[Your instructions]:
Copy all lines below exactly as written. Leave pictures out.

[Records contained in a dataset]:
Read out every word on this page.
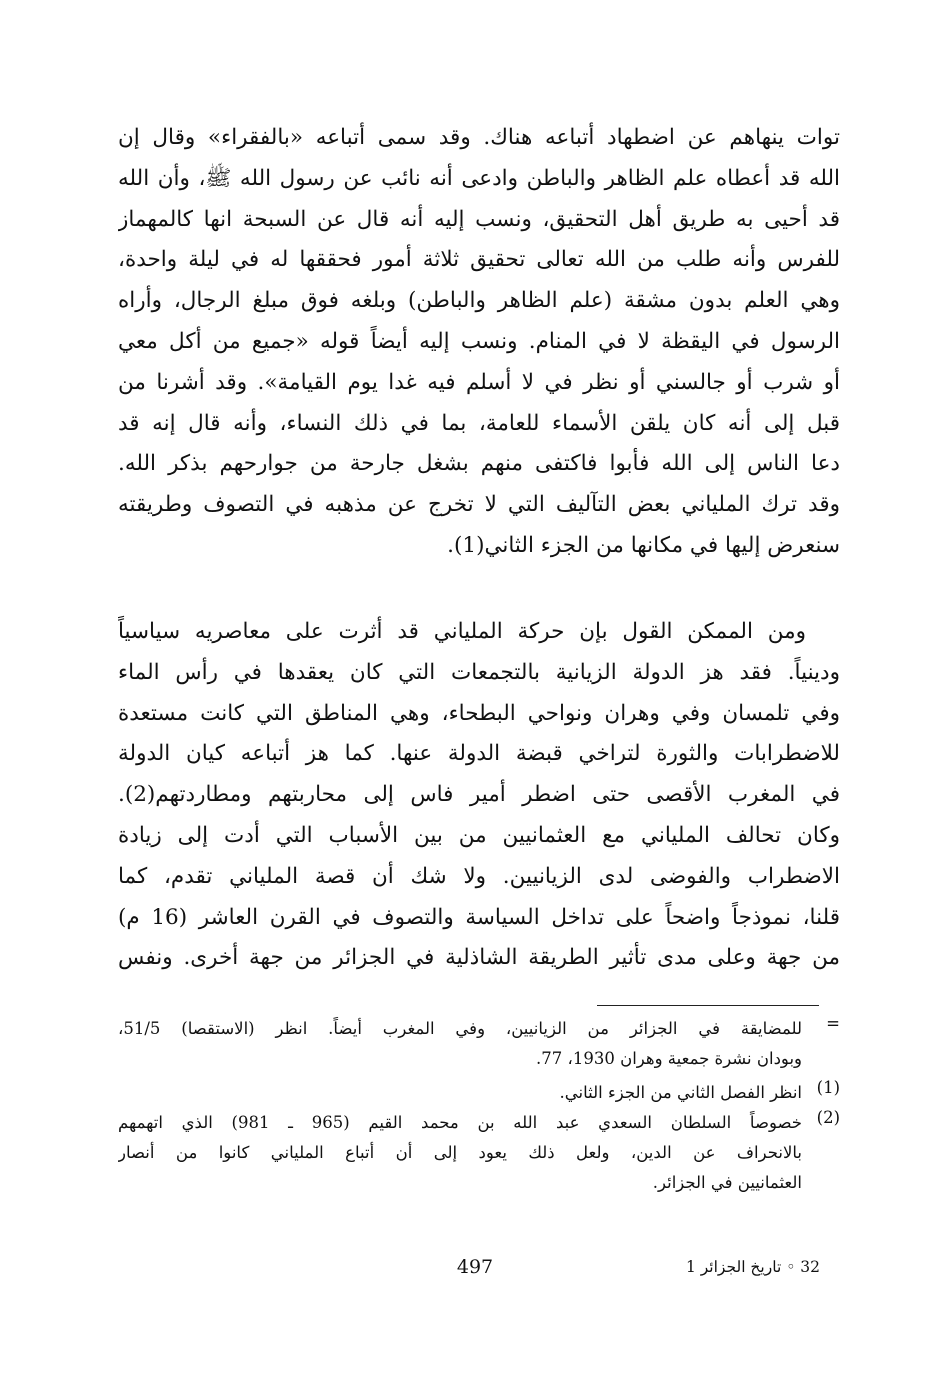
توات ينهاهم عن اضطهاد أتباعه هناك. وقد سمى أتباعه «بالفقراء» وقال إن
الله قد أعطاه علم الظاهر والباطن وادعى أنه نائب عن رسول الله ﷺ، وأن الله
قد أحيى به طريق أهل التحقيق، ونسب إليه أنه قال عن السبحة انها كالمهماز
للفرس وأنه طلب من الله تعالى تحقيق ثلاثة أمور فحققها له في ليلة واحدة،
وهي العلم بدون مشقة (علم الظاهر والباطن) وبلغه فوق مبلغ الرجال، وأراه
الرسول في اليقظة لا في المنام. ونسب إليه أيضاً قوله «جميع من أكل معي
أو شرب أو جالسني أو نظر في لا أسلم فيه غدا يوم القيامة». وقد أشرنا من
قبل إلى أنه كان يلقن الأسماء للعامة، بما في ذلك النساء، وأنه قال إنه قد
دعا الناس إلى الله فأبوا فاكتفى منهم بشغل جارحة من جوارحهم بذكر الله.
وقد ترك الملياني بعض التآليف التي لا تخرج عن مذهبه في التصوف وطريقته
سنعرض إليها في مكانها من الجزء الثاني(1).
ومن الممكن القول بإن حركة الملياني قد أثرت على معاصريه سياسياً
ودينياً. فقد هز الدولة الزيانية بالتجمعات التي كان يعقدها في رأس الماء
وفي تلمسان وفي وهران ونواحي البطحاء، وهي المناطق التي كانت مستعدة
للاضطرابات والثورة لتراخي قبضة الدولة عنها. كما هز أتباعه كيان الدولة
في المغرب الأقصى حتى اضطر أمير فاس إلى محاربتهم ومطاردتهم(2).
وكان تحالف الملياني مع العثمانيين من بين الأسباب التي أدت إلى زيادة
الاضطراب والفوضى لدى الزيانيين. ولا شك أن قصة الملياني تقدم، كما
قلنا، نموذجاً واضحاً على تداخل السياسة والتصوف في القرن العاشر (16 م)
من جهة وعلى مدى تأثير الطريقة الشاذلية في الجزائر من جهة أخرى. ونفس
=
للمضايقة في الجزائر من الزيانيين، وفي المغرب أيضاً. انظر (الاستقصا) 51/5،
وبودان نشرة جمعية وهران 1930، 77.
(1)
انظر الفصل الثاني من الجزء الثاني.
(2)
خصوصاً السلطان السعدي عبد الله بن محمد القيم (965 ـ 981) الذي اتهمهم
بالانحراف عن الدين، ولعل ذلك يعود إلى أن أتباع الملياني كانوا من أنصار
العثمانيين في الجزائر.
497	32 ◦ تاريخ الجزائر 1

[Full output]:
Read out every word on this page.
توات ينهاهم عن اضطهاد أتباعه هناك. وقد سمى أتباعه «بالفقراء» وقال إن
الله قد أعطاه علم الظاهر والباطن وادعى أنه نائب عن رسول الله ﷺ، وأن الله
قد أحيى به طريق أهل التحقيق، ونسب إليه أنه قال عن السبحة انها كالمهماز
للفرس وأنه طلب من الله تعالى تحقيق ثلاثة أمور فحققها له في ليلة واحدة،
وهي العلم بدون مشقة (علم الظاهر والباطن) وبلغه فوق مبلغ الرجال، وأراه
الرسول في اليقظة لا في المنام. ونسب إليه أيضاً قوله «جميع من أكل معي
أو شرب أو جالسني أو نظر في لا أسلم فيه غدا يوم القيامة». وقد أشرنا من
قبل إلى أنه كان يلقن الأسماء للعامة، بما في ذلك النساء، وأنه قال إنه قد
دعا الناس إلى الله فأبوا فاكتفى منهم بشغل جارحة من جوارحهم بذكر الله.
وقد ترك الملياني بعض التآليف التي لا تخرج عن مذهبه في التصوف وطريقته
سنعرض إليها في مكانها من الجزء الثاني(1).
ومن الممكن القول بإن حركة الملياني قد أثرت على معاصريه سياسياً
ودينياً. فقد هز الدولة الزيانية بالتجمعات التي كان يعقدها في رأس الماء
وفي تلمسان وفي وهران ونواحي البطحاء، وهي المناطق التي كانت مستعدة
للاضطرابات والثورة لتراخي قبضة الدولة عنها. كما هز أتباعه كيان الدولة
في المغرب الأقصى حتى اضطر أمير فاس إلى محاربتهم ومطاردتهم(2).
وكان تحالف الملياني مع العثمانيين من بين الأسباب التي أدت إلى زيادة
الاضطراب والفوضى لدى الزيانيين. ولا شك أن قصة الملياني تقدم، كما
قلنا، نموذجاً واضحاً على تداخل السياسة والتصوف في القرن العاشر (16 م)
من جهة وعلى مدى تأثير الطريقة الشاذلية في الجزائر من جهة أخرى. ونفس
=
للمضايقة في الجزائر من الزيانيين، وفي المغرب أيضاً. انظر (الاستقصا) 51/5،
وبودان نشرة جمعية وهران 1930، 77.
(1)
انظر الفصل الثاني من الجزء الثاني.
(2)
خصوصاً السلطان السعدي عبد الله بن محمد القيم (965 ـ 981) الذي اتهمهم
بالانحراف عن الدين، ولعل ذلك يعود إلى أن أتباع الملياني كانوا من أنصار
العثمانيين في الجزائر.
497	32 ◦ تاريخ الجزائر 1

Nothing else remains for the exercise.